Records for processing:
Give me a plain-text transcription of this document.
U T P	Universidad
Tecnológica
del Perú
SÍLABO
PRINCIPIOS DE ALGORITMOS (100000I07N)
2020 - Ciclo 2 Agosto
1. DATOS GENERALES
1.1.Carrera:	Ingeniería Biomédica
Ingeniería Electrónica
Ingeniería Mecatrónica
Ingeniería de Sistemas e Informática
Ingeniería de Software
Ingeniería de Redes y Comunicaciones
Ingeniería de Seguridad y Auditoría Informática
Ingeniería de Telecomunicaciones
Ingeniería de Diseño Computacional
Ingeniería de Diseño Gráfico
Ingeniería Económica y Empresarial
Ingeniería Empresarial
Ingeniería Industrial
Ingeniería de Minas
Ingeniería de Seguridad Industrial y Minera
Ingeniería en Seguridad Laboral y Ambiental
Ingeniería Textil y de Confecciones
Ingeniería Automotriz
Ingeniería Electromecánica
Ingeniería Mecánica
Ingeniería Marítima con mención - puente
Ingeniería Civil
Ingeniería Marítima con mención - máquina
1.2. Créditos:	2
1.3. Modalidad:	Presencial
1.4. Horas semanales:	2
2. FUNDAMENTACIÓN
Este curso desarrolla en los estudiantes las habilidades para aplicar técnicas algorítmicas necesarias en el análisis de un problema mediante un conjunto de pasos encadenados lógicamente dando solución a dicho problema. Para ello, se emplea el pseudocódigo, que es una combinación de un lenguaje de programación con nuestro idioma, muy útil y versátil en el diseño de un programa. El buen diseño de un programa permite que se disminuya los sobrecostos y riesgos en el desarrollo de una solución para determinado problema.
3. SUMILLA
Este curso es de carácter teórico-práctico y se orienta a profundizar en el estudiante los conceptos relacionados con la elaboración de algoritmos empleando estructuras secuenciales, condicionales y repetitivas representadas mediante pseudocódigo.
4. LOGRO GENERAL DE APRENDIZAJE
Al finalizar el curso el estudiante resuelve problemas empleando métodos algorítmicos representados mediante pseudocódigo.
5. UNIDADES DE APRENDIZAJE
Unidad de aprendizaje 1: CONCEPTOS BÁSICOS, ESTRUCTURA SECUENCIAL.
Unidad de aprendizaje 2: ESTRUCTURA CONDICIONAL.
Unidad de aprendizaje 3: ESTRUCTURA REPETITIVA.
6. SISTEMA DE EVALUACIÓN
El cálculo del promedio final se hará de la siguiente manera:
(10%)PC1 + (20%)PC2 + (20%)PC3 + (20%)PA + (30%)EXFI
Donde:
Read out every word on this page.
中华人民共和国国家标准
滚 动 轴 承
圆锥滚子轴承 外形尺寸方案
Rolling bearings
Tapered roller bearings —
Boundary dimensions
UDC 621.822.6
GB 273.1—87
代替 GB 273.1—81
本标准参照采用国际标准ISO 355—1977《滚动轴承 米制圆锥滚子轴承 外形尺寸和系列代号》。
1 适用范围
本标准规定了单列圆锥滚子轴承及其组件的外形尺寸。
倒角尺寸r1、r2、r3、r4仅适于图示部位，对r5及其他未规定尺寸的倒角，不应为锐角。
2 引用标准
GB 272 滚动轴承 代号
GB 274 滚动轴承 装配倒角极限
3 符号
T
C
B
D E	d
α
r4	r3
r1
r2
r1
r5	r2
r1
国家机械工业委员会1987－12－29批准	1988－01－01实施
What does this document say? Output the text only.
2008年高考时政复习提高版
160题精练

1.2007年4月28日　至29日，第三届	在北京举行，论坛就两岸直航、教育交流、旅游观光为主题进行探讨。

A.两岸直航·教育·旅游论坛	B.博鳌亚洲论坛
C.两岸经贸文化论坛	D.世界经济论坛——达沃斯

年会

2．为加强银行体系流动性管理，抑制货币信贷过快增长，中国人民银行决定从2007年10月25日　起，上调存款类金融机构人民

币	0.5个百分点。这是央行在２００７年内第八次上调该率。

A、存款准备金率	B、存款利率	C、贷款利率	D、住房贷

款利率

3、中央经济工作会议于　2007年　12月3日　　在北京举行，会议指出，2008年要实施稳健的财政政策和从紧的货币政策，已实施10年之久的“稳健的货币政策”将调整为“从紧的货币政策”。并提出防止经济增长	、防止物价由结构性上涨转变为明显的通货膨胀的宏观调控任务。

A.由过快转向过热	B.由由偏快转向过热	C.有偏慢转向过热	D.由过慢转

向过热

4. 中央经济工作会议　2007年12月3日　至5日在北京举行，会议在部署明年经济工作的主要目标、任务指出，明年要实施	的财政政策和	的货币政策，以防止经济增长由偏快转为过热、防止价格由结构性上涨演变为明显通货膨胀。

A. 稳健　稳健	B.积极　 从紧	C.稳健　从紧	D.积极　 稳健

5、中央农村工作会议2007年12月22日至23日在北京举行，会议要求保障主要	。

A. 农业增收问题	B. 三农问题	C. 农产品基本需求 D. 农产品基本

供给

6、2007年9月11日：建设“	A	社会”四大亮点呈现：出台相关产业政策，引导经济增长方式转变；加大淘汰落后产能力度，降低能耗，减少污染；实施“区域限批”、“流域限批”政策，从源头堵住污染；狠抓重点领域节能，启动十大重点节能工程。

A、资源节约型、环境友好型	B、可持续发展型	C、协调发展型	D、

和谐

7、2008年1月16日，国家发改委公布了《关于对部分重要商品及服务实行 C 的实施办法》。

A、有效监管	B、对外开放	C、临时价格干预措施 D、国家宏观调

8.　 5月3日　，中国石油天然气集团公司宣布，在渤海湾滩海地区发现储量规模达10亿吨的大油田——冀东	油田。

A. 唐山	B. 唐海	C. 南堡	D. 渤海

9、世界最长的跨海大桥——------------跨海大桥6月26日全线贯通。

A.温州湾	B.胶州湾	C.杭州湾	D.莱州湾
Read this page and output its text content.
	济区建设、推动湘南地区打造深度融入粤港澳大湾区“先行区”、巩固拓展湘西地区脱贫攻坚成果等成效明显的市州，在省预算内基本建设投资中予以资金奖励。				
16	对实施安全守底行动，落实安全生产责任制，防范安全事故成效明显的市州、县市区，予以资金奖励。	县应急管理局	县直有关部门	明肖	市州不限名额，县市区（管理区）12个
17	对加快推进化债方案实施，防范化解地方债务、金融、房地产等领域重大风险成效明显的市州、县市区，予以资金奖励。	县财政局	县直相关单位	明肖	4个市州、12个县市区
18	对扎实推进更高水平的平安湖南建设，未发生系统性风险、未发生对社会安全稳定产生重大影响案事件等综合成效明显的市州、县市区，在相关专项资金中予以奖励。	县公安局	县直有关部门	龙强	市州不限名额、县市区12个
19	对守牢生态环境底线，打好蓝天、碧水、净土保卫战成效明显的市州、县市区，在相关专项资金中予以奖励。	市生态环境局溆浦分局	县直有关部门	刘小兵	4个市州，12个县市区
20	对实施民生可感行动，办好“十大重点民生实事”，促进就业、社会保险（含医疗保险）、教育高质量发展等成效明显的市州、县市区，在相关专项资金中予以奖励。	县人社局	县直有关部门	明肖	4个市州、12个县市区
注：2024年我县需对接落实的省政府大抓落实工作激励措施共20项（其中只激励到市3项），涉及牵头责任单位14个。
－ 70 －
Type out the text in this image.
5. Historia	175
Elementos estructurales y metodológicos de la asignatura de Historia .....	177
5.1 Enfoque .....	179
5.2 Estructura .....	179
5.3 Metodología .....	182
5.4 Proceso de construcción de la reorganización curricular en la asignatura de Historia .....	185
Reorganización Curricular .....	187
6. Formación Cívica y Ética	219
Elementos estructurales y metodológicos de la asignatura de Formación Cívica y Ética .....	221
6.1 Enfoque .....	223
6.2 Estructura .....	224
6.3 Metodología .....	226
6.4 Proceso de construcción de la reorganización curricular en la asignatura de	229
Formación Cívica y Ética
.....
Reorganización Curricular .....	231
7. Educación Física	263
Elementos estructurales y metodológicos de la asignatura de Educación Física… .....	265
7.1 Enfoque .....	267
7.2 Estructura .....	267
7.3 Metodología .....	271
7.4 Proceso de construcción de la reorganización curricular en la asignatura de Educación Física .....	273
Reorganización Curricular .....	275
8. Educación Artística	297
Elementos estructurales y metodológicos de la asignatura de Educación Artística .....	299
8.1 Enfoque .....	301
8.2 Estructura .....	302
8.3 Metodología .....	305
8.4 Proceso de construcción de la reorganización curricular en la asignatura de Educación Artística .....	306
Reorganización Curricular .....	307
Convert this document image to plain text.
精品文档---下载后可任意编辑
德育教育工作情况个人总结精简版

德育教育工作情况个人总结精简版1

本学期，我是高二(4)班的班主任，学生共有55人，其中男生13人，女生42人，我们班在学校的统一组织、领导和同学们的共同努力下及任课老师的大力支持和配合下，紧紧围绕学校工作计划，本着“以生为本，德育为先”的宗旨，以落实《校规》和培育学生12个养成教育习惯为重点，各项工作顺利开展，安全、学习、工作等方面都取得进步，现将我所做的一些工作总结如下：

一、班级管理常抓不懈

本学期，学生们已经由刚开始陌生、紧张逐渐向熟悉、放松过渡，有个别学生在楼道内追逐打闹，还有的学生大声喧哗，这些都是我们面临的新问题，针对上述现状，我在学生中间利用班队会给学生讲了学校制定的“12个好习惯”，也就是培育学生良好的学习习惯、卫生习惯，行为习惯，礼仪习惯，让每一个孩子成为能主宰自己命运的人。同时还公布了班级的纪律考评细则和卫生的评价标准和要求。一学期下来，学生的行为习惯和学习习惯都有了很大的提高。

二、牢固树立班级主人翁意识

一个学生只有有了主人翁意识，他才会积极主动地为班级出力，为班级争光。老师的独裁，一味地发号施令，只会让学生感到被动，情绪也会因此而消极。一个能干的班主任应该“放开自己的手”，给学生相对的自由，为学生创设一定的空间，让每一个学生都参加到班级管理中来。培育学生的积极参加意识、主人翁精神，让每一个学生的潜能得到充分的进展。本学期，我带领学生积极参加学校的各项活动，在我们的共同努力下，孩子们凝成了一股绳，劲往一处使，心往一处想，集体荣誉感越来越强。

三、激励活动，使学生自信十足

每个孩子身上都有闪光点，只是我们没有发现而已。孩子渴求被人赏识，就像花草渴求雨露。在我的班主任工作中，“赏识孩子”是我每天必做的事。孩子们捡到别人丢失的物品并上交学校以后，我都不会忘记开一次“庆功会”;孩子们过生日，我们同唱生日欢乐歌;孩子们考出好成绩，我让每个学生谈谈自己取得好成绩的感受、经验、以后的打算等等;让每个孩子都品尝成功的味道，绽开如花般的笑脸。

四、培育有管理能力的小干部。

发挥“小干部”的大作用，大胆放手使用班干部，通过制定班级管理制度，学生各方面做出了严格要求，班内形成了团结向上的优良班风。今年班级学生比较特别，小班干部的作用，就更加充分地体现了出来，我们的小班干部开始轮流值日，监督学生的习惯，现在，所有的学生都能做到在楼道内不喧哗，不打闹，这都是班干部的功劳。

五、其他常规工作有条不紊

Task details: Return each line that includes "Ética".

Written reply:
6. Formación Cívica y Ética	219
Elementos estructurales y metodológicos de la asignatura de Formación Cívica y Ética .....	221
Formación Cívica y Ética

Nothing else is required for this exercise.